### Job
Copy whichever lines contain the string "Moselle".

### Information given
● ● ● ● ● ● ●

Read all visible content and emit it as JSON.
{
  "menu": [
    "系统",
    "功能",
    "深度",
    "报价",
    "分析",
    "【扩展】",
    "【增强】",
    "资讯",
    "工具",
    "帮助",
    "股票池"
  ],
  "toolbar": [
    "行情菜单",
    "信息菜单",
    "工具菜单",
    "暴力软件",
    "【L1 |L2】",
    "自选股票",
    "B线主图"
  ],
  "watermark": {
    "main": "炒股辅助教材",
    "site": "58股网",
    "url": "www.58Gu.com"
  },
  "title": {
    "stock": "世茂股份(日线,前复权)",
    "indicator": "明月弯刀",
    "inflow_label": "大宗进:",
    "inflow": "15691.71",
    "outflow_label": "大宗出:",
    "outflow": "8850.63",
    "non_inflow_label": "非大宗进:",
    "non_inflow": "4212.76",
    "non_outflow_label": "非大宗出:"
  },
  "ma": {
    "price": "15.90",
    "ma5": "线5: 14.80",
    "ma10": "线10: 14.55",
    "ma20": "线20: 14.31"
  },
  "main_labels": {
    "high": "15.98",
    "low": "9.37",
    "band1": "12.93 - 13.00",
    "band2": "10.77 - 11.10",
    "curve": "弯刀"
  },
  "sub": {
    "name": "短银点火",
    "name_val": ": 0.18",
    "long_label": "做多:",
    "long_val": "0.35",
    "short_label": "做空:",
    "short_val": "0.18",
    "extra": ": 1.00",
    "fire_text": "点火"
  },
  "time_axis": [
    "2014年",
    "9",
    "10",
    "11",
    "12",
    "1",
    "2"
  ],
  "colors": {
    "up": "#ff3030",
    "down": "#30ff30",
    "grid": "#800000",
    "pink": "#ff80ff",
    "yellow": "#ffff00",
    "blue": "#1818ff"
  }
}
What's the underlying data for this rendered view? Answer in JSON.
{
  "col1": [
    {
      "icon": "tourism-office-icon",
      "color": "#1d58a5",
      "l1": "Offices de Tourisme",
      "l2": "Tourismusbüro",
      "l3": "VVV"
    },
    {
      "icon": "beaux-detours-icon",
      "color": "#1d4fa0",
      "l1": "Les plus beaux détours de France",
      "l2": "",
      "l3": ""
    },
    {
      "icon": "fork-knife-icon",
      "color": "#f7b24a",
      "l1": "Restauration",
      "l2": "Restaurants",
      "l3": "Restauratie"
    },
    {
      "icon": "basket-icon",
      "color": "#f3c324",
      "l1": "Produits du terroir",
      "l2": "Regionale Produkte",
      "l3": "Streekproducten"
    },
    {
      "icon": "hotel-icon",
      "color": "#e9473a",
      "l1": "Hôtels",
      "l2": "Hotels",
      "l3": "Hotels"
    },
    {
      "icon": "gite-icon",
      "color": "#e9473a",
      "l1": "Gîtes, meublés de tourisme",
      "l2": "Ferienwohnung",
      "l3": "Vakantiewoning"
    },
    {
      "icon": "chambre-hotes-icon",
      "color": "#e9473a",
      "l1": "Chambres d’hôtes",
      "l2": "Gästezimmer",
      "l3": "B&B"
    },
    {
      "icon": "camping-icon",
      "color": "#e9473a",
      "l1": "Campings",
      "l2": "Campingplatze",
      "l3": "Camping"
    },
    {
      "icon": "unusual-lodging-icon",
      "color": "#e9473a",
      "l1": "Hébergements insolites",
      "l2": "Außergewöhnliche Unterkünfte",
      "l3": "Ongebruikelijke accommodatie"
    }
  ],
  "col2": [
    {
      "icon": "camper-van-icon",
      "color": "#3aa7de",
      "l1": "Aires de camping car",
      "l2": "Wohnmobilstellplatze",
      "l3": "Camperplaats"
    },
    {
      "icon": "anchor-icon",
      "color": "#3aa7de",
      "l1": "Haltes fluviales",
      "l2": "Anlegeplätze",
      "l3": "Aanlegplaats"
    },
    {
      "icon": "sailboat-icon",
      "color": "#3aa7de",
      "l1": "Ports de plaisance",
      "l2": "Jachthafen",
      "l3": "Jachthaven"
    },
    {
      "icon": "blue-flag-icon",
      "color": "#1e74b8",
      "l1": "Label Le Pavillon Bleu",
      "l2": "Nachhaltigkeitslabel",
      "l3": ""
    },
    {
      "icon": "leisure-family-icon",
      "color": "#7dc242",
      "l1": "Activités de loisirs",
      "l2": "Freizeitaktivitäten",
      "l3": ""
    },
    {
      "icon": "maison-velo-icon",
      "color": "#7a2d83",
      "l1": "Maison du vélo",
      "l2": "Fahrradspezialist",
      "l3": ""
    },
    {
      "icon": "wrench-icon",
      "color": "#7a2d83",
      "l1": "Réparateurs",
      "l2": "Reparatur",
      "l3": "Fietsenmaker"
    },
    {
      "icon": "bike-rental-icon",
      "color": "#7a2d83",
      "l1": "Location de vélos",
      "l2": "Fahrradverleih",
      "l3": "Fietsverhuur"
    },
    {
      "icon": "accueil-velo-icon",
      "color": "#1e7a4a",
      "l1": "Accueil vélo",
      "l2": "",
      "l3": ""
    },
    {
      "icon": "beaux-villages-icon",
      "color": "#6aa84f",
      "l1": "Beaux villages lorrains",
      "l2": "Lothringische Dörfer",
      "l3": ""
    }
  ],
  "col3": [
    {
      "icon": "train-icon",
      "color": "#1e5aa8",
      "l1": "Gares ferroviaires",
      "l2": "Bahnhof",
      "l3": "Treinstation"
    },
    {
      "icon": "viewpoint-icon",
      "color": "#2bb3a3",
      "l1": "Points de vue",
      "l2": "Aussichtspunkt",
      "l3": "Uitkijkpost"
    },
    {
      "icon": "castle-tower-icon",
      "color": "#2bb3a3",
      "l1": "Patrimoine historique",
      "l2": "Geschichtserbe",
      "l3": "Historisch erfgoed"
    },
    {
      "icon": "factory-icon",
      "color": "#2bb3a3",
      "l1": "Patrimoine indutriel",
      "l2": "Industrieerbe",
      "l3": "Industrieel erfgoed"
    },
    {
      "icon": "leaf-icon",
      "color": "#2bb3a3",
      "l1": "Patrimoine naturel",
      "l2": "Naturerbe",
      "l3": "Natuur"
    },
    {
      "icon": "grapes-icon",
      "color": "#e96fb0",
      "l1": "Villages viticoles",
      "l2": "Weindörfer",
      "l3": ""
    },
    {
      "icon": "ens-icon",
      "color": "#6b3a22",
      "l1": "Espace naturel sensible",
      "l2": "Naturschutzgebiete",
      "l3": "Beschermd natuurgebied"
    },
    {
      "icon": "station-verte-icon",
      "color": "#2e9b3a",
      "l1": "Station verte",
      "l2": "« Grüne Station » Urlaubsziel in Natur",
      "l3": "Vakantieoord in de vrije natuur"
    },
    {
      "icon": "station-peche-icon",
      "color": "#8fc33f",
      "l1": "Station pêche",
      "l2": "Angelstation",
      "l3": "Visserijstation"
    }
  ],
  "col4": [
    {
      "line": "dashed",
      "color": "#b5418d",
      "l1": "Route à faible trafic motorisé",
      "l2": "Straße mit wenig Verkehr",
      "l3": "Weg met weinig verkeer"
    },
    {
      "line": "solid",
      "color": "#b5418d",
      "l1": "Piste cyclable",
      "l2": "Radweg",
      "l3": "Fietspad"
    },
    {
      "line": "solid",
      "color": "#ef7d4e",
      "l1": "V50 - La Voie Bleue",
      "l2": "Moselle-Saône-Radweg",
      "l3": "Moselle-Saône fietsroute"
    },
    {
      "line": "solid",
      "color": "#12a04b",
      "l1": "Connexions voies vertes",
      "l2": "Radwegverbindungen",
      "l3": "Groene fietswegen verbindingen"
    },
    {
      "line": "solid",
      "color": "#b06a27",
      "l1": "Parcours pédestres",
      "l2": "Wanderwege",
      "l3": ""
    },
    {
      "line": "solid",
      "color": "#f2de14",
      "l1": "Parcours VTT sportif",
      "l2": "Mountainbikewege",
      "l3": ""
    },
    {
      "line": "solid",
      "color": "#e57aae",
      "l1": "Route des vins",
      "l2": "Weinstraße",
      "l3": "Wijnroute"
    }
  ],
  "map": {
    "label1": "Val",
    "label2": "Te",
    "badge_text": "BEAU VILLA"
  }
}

● ● ● ● ● ● ●

### Response to the exercise
      "l2": "Moselle-Saône-Radweg",
      "l3": "Moselle-Saône fietsroute"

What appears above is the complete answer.